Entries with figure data
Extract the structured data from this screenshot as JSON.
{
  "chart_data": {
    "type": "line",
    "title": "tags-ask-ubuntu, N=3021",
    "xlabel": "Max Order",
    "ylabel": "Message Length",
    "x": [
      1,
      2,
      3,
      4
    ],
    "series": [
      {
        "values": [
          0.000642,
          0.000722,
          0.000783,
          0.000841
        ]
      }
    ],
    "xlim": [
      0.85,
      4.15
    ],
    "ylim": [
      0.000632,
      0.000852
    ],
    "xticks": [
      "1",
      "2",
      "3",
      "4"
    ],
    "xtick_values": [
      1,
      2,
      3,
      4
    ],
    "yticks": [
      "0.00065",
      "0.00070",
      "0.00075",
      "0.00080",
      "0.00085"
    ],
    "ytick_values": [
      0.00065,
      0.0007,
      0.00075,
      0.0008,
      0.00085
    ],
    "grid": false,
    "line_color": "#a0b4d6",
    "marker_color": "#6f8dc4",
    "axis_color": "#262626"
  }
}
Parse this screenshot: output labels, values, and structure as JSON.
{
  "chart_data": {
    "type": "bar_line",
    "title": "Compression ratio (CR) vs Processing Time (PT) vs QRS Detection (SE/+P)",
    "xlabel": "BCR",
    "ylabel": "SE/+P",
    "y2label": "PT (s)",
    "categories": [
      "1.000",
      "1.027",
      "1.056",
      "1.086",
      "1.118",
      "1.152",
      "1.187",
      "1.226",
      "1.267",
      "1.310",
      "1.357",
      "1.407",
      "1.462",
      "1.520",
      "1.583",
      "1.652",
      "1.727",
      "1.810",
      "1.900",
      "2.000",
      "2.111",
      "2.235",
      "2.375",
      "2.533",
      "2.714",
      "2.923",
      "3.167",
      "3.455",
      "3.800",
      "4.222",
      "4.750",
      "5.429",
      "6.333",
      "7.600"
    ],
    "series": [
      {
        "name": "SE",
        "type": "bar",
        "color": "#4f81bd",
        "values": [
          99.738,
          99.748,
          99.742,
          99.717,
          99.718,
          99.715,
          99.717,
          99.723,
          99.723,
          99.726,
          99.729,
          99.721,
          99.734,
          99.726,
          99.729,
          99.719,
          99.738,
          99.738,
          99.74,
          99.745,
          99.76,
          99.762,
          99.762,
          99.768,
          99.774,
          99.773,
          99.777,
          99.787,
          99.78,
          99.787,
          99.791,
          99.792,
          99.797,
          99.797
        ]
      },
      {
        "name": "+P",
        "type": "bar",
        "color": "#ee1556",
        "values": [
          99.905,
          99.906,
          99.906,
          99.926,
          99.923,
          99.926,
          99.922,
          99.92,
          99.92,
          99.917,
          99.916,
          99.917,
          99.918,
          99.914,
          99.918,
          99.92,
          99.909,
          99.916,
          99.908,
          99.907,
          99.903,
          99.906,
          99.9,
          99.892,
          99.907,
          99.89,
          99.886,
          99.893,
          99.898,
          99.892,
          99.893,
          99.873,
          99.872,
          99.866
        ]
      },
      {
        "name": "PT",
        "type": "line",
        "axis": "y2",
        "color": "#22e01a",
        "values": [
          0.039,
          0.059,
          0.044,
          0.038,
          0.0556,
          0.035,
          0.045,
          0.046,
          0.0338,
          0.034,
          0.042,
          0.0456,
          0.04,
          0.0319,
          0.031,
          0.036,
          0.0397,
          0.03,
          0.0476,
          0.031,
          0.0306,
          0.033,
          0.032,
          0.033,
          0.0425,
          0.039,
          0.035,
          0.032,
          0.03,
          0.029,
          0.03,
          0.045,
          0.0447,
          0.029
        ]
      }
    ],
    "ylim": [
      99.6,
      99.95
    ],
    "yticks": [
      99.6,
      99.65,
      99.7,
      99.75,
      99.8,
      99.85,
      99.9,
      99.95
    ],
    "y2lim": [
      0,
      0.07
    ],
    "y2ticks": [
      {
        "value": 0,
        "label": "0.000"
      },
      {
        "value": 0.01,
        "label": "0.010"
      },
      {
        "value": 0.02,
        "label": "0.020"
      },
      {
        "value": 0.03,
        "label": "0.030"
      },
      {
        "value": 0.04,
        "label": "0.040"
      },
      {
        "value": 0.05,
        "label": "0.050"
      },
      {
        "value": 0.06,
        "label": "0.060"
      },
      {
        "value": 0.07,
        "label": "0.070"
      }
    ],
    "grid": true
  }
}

SET TASK: Search the data for "type". Copy every matching line.

ANSWER:
    "type": "line",
    "type": "bar_line",
        "type": "bar",
        "type": "bar",
        "type": "line",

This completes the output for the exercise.